- _TASK DETAILS_
Write each line out again exactly as written.

+ + +

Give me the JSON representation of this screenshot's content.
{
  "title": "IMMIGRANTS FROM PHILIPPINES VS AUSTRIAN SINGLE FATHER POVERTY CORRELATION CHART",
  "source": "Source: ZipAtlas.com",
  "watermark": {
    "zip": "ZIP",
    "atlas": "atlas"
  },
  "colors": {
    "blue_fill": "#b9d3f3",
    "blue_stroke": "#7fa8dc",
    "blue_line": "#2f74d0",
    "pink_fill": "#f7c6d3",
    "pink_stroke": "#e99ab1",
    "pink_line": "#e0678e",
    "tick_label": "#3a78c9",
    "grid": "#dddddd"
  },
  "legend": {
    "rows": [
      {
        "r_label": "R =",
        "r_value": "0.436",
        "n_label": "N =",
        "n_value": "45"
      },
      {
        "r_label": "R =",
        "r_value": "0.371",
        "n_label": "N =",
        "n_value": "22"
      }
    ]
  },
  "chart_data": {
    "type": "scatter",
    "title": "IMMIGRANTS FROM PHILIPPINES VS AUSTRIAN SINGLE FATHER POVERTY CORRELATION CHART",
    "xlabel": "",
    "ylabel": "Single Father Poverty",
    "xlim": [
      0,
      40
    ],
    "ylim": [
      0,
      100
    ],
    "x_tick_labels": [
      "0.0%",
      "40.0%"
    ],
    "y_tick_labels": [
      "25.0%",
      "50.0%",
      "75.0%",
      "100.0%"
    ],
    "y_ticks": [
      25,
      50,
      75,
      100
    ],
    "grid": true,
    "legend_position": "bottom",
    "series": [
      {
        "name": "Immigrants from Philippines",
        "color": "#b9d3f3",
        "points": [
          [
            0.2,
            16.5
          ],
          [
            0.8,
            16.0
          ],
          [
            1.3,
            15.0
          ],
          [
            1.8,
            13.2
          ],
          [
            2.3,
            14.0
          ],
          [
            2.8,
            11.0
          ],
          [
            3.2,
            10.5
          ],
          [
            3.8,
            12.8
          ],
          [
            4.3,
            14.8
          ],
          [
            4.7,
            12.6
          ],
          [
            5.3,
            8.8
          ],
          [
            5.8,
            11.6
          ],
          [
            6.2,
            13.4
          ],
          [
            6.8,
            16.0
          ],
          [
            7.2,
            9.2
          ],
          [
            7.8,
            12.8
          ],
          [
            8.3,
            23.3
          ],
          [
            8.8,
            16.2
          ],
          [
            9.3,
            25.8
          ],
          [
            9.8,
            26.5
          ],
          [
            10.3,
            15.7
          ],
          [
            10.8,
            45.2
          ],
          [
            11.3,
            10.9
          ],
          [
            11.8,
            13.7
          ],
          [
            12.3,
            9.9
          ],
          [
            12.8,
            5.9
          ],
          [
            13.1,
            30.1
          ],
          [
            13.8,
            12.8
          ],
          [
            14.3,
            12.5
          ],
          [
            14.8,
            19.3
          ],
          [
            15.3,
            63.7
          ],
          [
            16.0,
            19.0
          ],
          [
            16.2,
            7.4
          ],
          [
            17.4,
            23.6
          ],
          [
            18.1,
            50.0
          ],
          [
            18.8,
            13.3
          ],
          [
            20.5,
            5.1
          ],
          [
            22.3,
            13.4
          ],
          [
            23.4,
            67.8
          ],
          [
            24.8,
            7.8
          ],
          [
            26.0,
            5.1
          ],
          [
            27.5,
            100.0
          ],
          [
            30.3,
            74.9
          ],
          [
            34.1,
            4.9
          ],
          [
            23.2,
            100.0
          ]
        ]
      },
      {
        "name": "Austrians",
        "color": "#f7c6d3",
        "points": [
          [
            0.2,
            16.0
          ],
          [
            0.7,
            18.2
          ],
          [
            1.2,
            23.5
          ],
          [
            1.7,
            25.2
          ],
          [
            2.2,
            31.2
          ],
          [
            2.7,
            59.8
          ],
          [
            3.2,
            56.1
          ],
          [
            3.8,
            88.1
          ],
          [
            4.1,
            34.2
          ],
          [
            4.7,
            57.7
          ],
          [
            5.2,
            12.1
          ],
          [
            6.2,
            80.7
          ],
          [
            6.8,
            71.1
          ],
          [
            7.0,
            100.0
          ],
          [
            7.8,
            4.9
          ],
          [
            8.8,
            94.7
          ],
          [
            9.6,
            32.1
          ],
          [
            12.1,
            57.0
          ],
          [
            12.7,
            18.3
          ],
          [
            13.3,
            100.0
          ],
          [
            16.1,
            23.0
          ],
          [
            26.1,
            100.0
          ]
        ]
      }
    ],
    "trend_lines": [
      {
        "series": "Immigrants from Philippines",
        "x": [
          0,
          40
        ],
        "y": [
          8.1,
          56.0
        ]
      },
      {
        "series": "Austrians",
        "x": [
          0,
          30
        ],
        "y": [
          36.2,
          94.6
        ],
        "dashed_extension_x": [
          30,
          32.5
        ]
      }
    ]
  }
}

+ + +

- _RESULT_
Give me the JSON representation of this screenshot's content.
{
  "title": "IMMIGRANTS FROM PHILIPPINES VS AUSTRIAN SINGLE FATHER POVERTY CORRELATION CHART",
  "source": "Source: ZipAtlas.com",
  "watermark": {
    "zip": "ZIP",
    "atlas": "atlas"
  },
  "colors": {
    "blue_fill": "#b9d3f3",
    "blue_stroke": "#7fa8dc",
    "blue_line": "#2f74d0",
    "pink_fill": "#f7c6d3",
    "pink_stroke": "#e99ab1",
    "pink_line": "#e0678e",
    "tick_label": "#3a78c9",
    "grid": "#dddddd"
  },
  "legend": {
    "rows": [
      {
        "r_label": "R =",
        "r_value": "0.436",
        "n_label": "N =",
        "n_value": "45"
      },
      {
        "r_label": "R =",
        "r_value": "0.371",
        "n_label": "N =",
        "n_value": "22"
      }
    ]
  },
  "chart_data": {
    "type": "scatter",
    "title": "IMMIGRANTS FROM PHILIPPINES VS AUSTRIAN SINGLE FATHER POVERTY CORRELATION CHART",
    "xlabel": "",
    "ylabel": "Single Father Poverty",
    "xlim": [
      0,
      40
    ],
    "ylim": [
      0,
      100
    ],
    "x_tick_labels": [
      "0.0%",
      "40.0%"
    ],
    "y_tick_labels": [
      "25.0%",
      "50.0%",
      "75.0%",
      "100.0%"
    ],
    "y_ticks": [
      25,
      50,
      75,
      100
    ],
    "grid": true,
    "legend_position": "bottom",
    "series": [
      {
        "name": "Immigrants from Philippines",
        "color": "#b9d3f3",
        "points": [
          [
            0.2,
            16.5
          ],
          [
            0.8,
            16.0
          ],
          [
            1.3,
            15.0
          ],
          [
            1.8,
            13.2
          ],
          [
            2.3,
            14.0
          ],
          [
            2.8,
            11.0
          ],
          [
            3.2,
            10.5
          ],
          [
            3.8,
            12.8
          ],
          [
            4.3,
            14.8
          ],
          [
            4.7,
            12.6
          ],
          [
            5.3,
            8.8
          ],
          [
            5.8,
            11.6
          ],
          [
            6.2,
            13.4
          ],
          [
            6.8,
            16.0
          ],
          [
            7.2,
            9.2
          ],
          [
            7.8,
            12.8
          ],
          [
            8.3,
            23.3
          ],
          [
            8.8,
            16.2
          ],
          [
            9.3,
            25.8
          ],
          [
            9.8,
            26.5
          ],
          [
            10.3,
            15.7
          ],
          [
            10.8,
            45.2
          ],
          [
            11.3,
            10.9
          ],
          [
            11.8,
            13.7
          ],
          [
            12.3,
            9.9
          ],
          [
            12.8,
            5.9
          ],
          [
            13.1,
            30.1
          ],
          [
            13.8,
            12.8
          ],
          [
            14.3,
            12.5
          ],
          [
            14.8,
            19.3
          ],
          [
            15.3,
            63.7
          ],
          [
            16.0,
            19.0
          ],
          [
            16.2,
            7.4
          ],
          [
            17.4,
            23.6
          ],
          [
            18.1,
            50.0
          ],
          [
            18.8,
            13.3
          ],
          [
            20.5,
            5.1
          ],
          [
            22.3,
            13.4
          ],
          [
            23.4,
            67.8
          ],
          [
            24.8,
            7.8
          ],
          [
            26.0,
            5.1
          ],
          [
            27.5,
            100.0
          ],
          [
            30.3,
            74.9
          ],
          [
            34.1,
            4.9
          ],
          [
            23.2,
            100.0
          ]
        ]
      },
      {
        "name": "Austrians",
        "color": "#f7c6d3",
        "points": [
          [
            0.2,
            16.0
          ],
          [
            0.7,
            18.2
          ],
          [
            1.2,
            23.5
          ],
          [
            1.7,
            25.2
          ],
          [
            2.2,
            31.2
          ],
          [
            2.7,
            59.8
          ],
          [
            3.2,
            56.1
          ],
          [
            3.8,
            88.1
          ],
          [
            4.1,
            34.2
          ],
          [
            4.7,
            57.7
          ],
          [
            5.2,
            12.1
          ],
          [
            6.2,
            80.7
          ],
          [
            6.8,
            71.1
          ],
          [
            7.0,
            100.0
          ],
          [
            7.8,
            4.9
          ],
          [
            8.8,
            94.7
          ],
          [
            9.6,
            32.1
          ],
          [
            12.1,
            57.0
          ],
          [
            12.7,
            18.3
          ],
          [
            13.3,
            100.0
          ],
          [
            16.1,
            23.0
          ],
          [
            26.1,
            100.0
          ]
        ]
      }
    ],
    "trend_lines": [
      {
        "series": "Immigrants from Philippines",
        "x": [
          0,
          40
        ],
        "y": [
          8.1,
          56.0
        ]
      },
      {
        "series": "Austrians",
        "x": [
          0,
          30
        ],
        "y": [
          36.2,
          94.6
        ],
        "dashed_extension_x": [
          30,
          32.5
        ]
      }
    ]
  }
}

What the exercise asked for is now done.